(WHAT THE TASK REQUIRES) Take from the data every line in which the word "borderline" is found.

################

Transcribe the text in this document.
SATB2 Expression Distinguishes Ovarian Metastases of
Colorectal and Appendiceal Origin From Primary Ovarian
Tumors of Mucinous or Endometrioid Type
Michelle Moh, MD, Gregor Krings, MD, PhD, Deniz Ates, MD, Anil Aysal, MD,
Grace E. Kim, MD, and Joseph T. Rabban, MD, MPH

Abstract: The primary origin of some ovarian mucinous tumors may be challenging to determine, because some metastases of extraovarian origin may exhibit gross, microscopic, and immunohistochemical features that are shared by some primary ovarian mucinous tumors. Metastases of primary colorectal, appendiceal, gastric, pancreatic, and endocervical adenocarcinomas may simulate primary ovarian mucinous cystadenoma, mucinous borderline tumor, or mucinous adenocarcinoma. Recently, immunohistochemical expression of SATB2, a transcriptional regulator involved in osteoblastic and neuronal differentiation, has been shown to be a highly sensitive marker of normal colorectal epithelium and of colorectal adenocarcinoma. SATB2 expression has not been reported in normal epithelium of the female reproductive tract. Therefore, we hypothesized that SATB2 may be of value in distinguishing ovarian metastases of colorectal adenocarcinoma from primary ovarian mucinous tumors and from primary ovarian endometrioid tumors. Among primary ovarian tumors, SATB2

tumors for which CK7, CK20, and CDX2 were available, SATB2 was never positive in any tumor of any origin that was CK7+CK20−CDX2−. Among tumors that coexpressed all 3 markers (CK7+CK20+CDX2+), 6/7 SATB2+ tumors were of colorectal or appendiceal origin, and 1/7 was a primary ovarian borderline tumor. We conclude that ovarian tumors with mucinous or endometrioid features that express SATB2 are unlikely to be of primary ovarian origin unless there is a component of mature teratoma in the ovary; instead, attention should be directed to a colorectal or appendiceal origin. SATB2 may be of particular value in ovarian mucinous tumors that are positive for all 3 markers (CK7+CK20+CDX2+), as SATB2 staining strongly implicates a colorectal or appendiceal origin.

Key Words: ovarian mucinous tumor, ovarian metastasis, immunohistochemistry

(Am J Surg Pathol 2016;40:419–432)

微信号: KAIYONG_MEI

################

(SOLUTION FOR THIS TASK)
Abstract: The primary origin of some ovarian mucinous tumors may be challenging to determine, because some metastases of extraovarian origin may exhibit gross, microscopic, and immunohistochemical features that are shared by some primary ovarian mucinous tumors. Metastases of primary colorectal, appendiceal, gastric, pancreatic, and endocervical adenocarcinomas may simulate primary ovarian mucinous cystadenoma, mucinous borderline tumor, or mucinous adenocarcinoma. Recently, immunohistochemical expression of SATB2, a transcriptional regulator involved in osteoblastic and neuronal differentiation, has been shown to be a highly sensitive marker of normal colorectal epithelium and of colorectal adenocarcinoma. SATB2 expression has not been reported in normal epithelium of the female reproductive tract. Therefore, we hypothesized that SATB2 may be of value in distinguishing ovarian metastases of colorectal adenocarcinoma from primary ovarian mucinous tumors and from primary ovarian endometrioid tumors. Among primary ovarian tumors, SATB2
tumors for which CK7, CK20, and CDX2 were available, SATB2 was never positive in any tumor of any origin that was CK7+CK20−CDX2−. Among tumors that coexpressed all 3 markers (CK7+CK20+CDX2+), 6/7 SATB2+ tumors were of colorectal or appendiceal origin, and 1/7 was a primary ovarian borderline tumor. We conclude that ovarian tumors with mucinous or endometrioid features that express SATB2 are unlikely to be of primary ovarian origin unless there is a component of mature teratoma in the ovary; instead, attention should be directed to a colorectal or appendiceal origin. SATB2 may be of particular value in ovarian mucinous tumors that are positive for all 3 markers (CK7+CK20+CDX2+), as SATB2 staining strongly implicates a colorectal or appendiceal origin.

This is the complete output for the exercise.